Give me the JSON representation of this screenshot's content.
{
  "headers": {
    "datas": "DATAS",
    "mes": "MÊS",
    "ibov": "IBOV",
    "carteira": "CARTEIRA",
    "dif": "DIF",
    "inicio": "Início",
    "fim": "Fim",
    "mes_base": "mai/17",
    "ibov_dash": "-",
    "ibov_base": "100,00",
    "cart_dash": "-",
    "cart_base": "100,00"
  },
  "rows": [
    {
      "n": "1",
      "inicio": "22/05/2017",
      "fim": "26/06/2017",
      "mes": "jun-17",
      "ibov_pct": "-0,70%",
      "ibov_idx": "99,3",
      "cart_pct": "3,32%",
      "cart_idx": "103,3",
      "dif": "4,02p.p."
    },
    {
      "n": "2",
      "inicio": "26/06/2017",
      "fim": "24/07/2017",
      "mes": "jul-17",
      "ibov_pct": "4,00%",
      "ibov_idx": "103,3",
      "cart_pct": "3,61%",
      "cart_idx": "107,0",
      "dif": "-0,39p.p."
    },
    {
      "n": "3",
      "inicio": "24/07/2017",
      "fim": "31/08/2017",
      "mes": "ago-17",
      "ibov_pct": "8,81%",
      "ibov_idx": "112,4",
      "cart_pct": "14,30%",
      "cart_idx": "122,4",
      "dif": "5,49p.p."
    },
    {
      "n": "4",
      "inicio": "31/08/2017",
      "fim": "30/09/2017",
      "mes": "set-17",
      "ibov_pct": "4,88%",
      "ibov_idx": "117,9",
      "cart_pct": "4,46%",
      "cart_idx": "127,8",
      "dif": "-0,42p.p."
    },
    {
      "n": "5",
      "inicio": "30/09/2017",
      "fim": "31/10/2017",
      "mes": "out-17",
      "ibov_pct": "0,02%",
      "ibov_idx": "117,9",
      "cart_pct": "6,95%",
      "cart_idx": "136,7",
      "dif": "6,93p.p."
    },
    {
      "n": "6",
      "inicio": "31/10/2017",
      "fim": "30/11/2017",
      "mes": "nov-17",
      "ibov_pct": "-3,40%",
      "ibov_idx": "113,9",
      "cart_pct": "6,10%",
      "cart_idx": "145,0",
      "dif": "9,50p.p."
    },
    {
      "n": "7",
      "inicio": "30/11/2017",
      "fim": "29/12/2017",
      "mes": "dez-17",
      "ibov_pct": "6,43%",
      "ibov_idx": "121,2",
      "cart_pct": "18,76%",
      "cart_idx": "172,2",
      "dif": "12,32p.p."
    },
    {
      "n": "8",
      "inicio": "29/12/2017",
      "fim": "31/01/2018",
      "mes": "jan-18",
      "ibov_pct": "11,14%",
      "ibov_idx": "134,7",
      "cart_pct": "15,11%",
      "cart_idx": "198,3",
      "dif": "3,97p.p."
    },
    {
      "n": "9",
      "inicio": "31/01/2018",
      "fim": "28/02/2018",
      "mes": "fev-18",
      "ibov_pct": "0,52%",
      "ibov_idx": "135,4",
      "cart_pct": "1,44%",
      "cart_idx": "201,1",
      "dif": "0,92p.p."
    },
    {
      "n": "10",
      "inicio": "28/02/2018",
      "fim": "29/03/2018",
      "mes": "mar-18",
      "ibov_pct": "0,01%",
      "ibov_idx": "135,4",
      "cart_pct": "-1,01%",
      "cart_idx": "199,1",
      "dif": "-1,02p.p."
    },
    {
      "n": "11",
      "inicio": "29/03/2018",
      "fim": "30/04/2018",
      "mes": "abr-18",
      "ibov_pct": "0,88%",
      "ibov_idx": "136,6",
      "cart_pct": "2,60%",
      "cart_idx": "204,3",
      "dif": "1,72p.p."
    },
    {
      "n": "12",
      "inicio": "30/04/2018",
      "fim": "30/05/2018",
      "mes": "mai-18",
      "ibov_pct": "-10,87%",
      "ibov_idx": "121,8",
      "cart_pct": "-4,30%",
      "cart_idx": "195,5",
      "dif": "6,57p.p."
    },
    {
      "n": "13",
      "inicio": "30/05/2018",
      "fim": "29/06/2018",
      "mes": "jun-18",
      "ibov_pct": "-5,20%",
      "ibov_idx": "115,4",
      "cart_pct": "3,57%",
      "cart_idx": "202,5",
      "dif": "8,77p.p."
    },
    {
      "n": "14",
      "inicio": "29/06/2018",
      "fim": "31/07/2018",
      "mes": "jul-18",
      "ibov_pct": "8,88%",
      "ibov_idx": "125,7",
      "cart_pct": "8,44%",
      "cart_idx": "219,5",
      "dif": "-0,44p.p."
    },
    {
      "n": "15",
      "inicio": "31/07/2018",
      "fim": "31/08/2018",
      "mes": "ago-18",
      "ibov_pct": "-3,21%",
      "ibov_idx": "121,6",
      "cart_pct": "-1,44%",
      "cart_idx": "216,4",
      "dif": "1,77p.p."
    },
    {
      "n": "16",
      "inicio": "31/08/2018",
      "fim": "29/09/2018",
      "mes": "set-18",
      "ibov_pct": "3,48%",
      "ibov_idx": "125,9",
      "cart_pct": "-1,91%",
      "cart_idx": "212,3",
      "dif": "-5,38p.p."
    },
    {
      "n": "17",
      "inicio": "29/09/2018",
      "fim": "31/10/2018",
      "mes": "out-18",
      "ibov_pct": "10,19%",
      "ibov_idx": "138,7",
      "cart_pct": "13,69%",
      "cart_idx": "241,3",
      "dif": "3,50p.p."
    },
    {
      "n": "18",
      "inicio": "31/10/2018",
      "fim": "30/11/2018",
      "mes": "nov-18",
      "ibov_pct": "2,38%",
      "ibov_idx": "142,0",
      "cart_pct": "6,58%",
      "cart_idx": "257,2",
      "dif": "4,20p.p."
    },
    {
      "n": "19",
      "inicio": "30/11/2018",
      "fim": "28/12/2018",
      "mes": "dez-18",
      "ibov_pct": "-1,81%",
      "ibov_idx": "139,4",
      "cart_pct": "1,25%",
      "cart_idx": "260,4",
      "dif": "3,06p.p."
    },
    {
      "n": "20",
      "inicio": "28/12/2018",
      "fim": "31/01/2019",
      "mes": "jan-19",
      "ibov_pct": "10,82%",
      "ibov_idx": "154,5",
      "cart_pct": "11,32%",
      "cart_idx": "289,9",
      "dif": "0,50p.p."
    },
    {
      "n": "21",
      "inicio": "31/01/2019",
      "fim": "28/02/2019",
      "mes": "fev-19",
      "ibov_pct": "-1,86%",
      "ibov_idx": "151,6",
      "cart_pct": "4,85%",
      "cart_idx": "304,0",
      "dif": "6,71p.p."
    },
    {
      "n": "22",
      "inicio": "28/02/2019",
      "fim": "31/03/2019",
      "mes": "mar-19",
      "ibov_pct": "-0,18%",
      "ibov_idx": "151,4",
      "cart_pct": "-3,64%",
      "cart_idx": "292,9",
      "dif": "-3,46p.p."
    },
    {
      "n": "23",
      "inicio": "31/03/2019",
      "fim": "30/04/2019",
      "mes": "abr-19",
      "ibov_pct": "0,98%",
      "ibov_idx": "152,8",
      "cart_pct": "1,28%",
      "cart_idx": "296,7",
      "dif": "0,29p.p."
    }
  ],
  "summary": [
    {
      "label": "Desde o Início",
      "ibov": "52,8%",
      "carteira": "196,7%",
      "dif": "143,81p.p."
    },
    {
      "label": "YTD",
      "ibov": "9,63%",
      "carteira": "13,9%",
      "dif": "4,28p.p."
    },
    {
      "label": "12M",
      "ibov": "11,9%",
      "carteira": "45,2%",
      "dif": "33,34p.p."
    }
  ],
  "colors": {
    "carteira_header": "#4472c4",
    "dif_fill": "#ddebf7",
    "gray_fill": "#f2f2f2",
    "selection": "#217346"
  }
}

→ Problem statement
Select and copy each line from the data that includes the word "label".

→ Exercise answer
      "label": "Desde o Início",
      "label": "YTD",
      "label": "12M",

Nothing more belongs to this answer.